## To be done
Retype the whole listing, please, keeping every line exact and dropping the pictures.

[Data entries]

-- BEGIN --

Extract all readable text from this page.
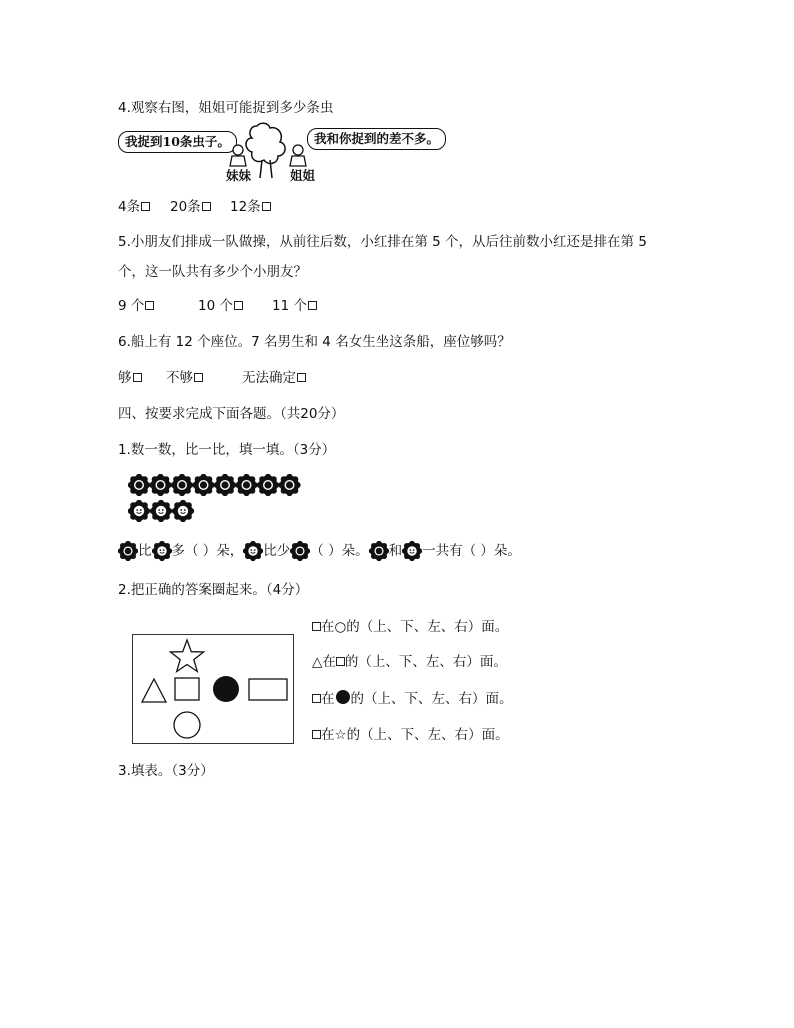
4.观察右图，姐姐可能捉到多少条虫
我捉到10条虫子。	我和你捉到的差不多。
妹妹	姐姐
4条	20条	12条
5.小朋友们排成一队做操，从前往后数，小红排在第 5 个，从后往前数小红还是排在第 5
个，这一队共有多少个小朋友？
9 个	10 个	11 个
6.船上有 12 个座位。7 名男生和 4 名女生坐这条船，座位够吗？
够	不够	无法确定
四、按要求完成下面各题。（共20分）
1.数一数，比一比，填一填。（3分）
比 多（ ）朵， 比少 （ ）朵。 和 一共有（ ）朵。
2.把正确的答案圈起来。（4分）
在○的（上、下、左、右）面。
△在 的（上、下、左、右）面。
在 的（上、下、左、右）面。
在☆的（上、下、左、右）面。
3.填表。（3分）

-- END --

## Answer in full
Extract all readable text from this page.
4.观察右图，姐姐可能捉到多少条虫
我捉到10条虫子。	我和你捉到的差不多。
妹妹	姐姐
4条	20条	12条
5.小朋友们排成一队做操，从前往后数，小红排在第 5 个，从后往前数小红还是排在第 5
个，这一队共有多少个小朋友？
9 个	10 个	11 个
6.船上有 12 个座位。7 名男生和 4 名女生坐这条船，座位够吗？
够	不够	无法确定
四、按要求完成下面各题。（共20分）
1.数一数，比一比，填一填。（3分）
比 多（ ）朵， 比少 （ ）朵。 和 一共有（ ）朵。
2.把正确的答案圈起来。（4分）
在○的（上、下、左、右）面。
△在 的（上、下、左、右）面。
在 的（上、下、左、右）面。
在☆的（上、下、左、右）面。
3.填表。（3分）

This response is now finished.